**SOURCE PASSAGE:**

'''

In Flanders Fields struck in metal

By Geoff Lee

November 8, 2016 12:00 AM

POETIC ART Welder and artist Filipa Borges is auctioning this Remembrance Day metal sculpture she made to raise money for Royal Canadian Legion Branch 39. Holding his end of the piece is Rick Mallett, sergeant-at-arms for the Legion. The highest bid so far is $300 with bids closing on Nov. 11. GEOFF LEE LLS PHOTO

She’s a red seal welder with a passion for helping raise money for our veterans.
Filipa Borges, owner of Scorpion Steel Ltd. has put her welding creativity to work to make her second annual original piece of Remembrance Day artwork for auction.
It’s a stunning metal work featuring a line from the poem,  In Flanders Fields.
“That marks our place; and in the sky,” said Borges.
All funds from this auction will be donated to the Lloydminster Royal Canadian Legion Branch 39 with bidding to close on Nov. 11 at the branch.

'''

**DATA SUPPLIED:**
'''

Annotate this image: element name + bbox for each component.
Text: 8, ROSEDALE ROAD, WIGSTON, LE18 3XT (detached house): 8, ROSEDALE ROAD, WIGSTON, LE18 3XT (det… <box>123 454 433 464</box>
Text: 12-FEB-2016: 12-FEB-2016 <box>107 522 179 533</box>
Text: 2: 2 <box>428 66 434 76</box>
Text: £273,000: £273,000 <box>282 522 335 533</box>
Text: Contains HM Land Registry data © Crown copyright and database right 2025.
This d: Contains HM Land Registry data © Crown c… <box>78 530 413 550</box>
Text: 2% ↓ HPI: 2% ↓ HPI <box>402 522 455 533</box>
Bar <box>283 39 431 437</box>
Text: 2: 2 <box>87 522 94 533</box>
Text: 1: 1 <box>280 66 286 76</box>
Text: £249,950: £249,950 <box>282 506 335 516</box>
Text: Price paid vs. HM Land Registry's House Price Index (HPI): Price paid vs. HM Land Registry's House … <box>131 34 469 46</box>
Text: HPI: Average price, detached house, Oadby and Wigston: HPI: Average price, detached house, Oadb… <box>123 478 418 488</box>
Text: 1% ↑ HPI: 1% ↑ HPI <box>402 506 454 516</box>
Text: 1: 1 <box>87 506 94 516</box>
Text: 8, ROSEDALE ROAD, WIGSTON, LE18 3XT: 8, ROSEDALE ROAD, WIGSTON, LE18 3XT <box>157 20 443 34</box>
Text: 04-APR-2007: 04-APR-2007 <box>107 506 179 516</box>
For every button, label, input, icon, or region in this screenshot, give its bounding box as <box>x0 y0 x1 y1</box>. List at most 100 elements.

'''
'''

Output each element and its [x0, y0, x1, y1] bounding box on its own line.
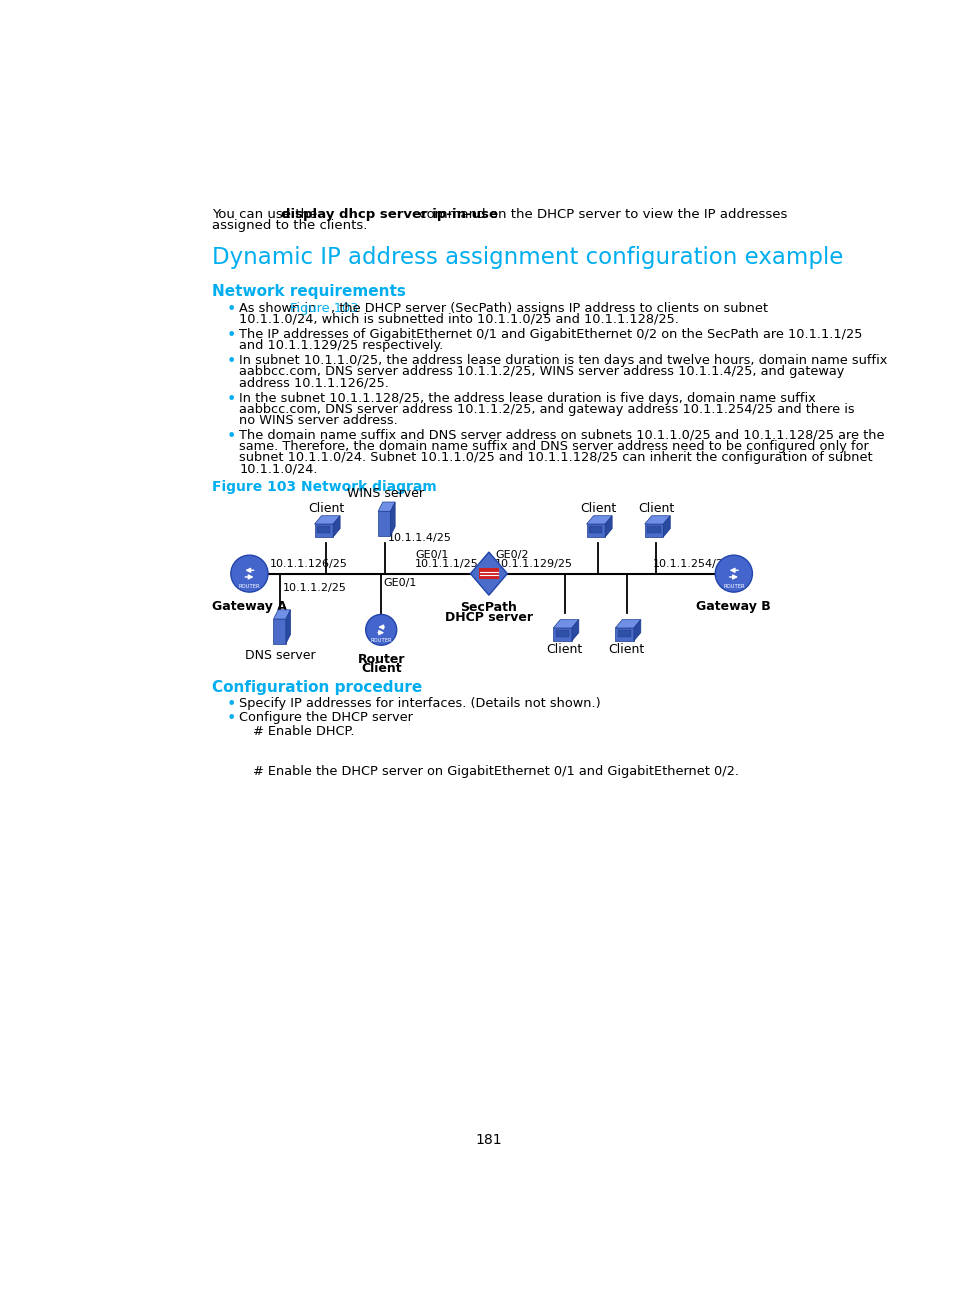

'''

**GOAL A:**
In the news article about the In Flanders Fields metal sculpture, which Legion branch will receive the auction money?
**GOAL B:**
Write the next few sentences of the news article about the Remembrance Day metal sculpture, picking up after its final sentence.

**RIGHT ANSWER A:**
The Lloydminster Royal Canadian Legion Branch 39.

**RIGHT ANSWER B:**
“I did it last year and it raised a bunch for them, so I decided to do it again this year and I’ll just keep doing it because why not raise money for the vets,” explained Borges.
Her plan is to make one every year until she’s used up all the lines in the poem written by Canadian physician Lieutenant-Colonel John McCrae in the First World War.
Bids for her latest work can be posted on Facebook under Scorpion Steel with the highest bid being $300 on Nov. 1, with time left to raise that number before the cutoff.
Last year, Legion members bought the piece for about $325 and donated it to the Legion where both pieces are on display.
“I think they are remarkable, they really are,” said Randy Mallett, sergeant-at-arms at the Legion.
He said last year, Borges’ art was actually donated twice for Legion causes.
It was a silent auction for the Wounded Warriors fundraising weekend in Nipawin, Sask. for veterans with post traumatic stress disorder (PTSD).
“The Legion members bought it and then we donated it to this year’s Wounded Warriors auction when somebody else bought it and donated it back to the Legion,” said Mallett, laughing.
The unique custom artwork is a sideline for Borges who owns a 24-hour mobile welding rig and a welding shop doing repairs and fabrication work for a variety of clients.
“I’ve built gates and signs for acreages and fire pits and stuff to go on walls—custom chairs and benches,” said Borges.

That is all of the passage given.